- [EXERCISE TASK] Work out how many lines in the entries contain the string "Fouls", and give nothing but that number.

- [RECORDED INFORMATION]
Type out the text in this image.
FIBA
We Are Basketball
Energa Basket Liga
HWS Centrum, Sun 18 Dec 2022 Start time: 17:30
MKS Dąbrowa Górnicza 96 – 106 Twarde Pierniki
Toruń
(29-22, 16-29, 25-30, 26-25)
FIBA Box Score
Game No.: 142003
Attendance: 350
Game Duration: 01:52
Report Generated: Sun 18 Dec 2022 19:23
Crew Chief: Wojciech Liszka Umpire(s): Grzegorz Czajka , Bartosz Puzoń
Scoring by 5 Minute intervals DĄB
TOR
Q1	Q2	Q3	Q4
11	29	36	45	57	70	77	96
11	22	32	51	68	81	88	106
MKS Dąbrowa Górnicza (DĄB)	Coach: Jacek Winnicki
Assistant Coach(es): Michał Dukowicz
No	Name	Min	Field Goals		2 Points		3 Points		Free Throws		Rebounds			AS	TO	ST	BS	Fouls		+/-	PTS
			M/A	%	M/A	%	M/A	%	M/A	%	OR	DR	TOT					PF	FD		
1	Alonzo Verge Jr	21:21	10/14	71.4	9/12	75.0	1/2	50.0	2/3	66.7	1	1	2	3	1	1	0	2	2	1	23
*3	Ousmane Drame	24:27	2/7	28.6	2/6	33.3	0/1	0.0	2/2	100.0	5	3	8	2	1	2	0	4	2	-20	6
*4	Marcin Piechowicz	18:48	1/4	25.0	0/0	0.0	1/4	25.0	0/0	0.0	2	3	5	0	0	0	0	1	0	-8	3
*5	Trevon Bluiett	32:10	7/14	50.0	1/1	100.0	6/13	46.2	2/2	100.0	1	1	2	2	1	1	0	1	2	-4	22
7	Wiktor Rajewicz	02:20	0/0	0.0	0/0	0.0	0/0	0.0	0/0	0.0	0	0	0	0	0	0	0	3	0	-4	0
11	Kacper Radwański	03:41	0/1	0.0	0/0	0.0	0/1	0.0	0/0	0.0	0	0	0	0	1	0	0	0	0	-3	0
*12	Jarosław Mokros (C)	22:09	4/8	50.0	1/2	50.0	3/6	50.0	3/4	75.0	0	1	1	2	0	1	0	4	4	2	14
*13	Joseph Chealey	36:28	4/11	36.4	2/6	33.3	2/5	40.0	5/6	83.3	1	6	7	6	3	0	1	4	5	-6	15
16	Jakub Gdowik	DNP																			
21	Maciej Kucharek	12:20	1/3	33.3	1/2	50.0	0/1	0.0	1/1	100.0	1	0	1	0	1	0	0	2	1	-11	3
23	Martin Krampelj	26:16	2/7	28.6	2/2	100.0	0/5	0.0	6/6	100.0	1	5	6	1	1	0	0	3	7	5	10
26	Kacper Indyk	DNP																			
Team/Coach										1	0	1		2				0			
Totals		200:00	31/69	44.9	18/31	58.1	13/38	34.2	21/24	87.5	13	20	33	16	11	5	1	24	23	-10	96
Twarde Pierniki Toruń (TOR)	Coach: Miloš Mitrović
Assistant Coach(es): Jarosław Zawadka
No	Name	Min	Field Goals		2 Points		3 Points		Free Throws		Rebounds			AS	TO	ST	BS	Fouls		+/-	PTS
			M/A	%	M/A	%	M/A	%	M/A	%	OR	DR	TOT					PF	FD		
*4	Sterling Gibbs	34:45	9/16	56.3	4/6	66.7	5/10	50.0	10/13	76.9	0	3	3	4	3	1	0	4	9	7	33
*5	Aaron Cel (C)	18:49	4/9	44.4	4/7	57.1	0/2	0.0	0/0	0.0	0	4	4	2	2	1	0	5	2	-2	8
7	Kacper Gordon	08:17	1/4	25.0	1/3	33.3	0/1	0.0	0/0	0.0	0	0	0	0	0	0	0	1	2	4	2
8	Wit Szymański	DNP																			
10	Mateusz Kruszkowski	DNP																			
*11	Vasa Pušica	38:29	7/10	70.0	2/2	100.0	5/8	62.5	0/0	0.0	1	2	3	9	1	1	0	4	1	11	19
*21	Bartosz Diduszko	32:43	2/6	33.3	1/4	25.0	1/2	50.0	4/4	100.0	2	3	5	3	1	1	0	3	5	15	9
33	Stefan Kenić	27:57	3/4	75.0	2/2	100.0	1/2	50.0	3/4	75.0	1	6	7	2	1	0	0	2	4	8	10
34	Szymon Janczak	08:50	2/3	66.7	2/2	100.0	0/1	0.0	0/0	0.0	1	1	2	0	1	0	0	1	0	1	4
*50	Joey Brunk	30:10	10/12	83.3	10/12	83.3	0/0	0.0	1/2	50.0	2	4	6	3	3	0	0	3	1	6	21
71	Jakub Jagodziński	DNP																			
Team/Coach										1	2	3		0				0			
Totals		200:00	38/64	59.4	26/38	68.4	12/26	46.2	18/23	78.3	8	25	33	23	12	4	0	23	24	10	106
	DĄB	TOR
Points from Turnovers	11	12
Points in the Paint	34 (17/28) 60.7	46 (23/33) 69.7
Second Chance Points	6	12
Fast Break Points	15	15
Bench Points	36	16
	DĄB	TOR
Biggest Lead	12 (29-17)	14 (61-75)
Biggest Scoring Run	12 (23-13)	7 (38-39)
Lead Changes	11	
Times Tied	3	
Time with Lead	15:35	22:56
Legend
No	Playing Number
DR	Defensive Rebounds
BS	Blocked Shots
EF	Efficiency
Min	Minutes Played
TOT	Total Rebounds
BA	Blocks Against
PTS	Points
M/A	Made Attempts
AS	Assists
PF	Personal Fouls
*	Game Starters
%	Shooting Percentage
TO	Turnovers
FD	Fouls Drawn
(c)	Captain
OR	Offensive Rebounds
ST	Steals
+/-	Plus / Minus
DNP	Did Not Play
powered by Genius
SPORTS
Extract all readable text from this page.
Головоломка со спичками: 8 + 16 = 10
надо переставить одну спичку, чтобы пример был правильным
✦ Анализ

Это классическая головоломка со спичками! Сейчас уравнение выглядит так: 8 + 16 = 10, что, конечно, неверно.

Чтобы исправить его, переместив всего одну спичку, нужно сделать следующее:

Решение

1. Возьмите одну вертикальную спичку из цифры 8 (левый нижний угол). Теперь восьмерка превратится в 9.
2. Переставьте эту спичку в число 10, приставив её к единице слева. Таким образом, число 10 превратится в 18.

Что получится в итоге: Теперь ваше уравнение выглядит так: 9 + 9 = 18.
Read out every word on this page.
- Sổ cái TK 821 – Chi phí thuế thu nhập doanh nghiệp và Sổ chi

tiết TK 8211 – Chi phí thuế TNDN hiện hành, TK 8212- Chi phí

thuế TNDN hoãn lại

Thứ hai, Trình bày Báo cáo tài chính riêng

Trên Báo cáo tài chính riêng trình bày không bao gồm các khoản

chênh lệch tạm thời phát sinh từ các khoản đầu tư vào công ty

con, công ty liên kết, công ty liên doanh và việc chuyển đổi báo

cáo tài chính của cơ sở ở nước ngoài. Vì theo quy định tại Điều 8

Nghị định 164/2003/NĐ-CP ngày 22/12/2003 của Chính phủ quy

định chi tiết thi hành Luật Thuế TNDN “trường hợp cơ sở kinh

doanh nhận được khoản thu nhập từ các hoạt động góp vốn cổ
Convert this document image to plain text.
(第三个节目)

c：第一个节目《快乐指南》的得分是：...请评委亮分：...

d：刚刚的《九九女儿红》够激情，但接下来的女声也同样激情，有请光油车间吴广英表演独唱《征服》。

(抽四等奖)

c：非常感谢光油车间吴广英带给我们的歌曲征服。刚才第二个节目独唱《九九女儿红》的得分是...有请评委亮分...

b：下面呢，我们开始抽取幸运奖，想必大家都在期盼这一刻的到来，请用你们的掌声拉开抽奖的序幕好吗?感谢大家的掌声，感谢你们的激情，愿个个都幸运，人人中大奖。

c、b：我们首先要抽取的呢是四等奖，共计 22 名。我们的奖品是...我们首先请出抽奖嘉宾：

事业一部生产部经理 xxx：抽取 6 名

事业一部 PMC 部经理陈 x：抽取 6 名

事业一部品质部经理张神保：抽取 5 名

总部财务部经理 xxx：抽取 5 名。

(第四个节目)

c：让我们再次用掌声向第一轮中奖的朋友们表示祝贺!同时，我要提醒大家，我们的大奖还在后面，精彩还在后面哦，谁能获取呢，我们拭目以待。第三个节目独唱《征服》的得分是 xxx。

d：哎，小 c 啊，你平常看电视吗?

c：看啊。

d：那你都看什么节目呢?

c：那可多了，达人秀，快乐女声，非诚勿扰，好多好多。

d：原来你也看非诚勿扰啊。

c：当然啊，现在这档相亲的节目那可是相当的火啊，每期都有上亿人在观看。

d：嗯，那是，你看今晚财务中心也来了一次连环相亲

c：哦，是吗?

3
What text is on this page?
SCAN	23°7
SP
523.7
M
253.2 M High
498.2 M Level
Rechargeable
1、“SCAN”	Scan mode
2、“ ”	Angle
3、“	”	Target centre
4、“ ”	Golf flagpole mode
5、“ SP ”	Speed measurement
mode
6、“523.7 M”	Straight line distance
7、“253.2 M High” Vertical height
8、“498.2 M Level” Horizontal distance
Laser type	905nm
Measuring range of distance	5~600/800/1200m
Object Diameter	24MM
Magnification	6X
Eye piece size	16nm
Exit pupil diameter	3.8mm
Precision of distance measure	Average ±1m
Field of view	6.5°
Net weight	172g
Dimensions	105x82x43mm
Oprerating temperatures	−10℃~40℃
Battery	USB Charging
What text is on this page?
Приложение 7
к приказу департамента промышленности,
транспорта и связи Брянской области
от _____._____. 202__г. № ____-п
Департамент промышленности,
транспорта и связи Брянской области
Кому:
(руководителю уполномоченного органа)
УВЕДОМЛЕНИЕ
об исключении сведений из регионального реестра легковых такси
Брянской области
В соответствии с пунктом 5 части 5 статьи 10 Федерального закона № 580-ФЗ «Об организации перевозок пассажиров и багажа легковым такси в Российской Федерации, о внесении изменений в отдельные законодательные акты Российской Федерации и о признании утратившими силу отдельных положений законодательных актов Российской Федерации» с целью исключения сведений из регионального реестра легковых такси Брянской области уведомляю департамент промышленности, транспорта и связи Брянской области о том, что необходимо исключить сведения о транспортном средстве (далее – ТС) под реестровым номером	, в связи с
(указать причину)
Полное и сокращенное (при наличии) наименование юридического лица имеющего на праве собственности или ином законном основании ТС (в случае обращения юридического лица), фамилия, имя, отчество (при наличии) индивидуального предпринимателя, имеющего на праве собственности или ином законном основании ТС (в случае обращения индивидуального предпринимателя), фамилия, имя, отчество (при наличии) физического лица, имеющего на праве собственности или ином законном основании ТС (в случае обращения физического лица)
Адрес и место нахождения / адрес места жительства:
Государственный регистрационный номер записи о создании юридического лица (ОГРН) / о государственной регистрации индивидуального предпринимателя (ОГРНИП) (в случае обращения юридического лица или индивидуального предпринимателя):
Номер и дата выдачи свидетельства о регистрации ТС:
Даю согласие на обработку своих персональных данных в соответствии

- [ANSWER FOR THIS EXERCISE] 4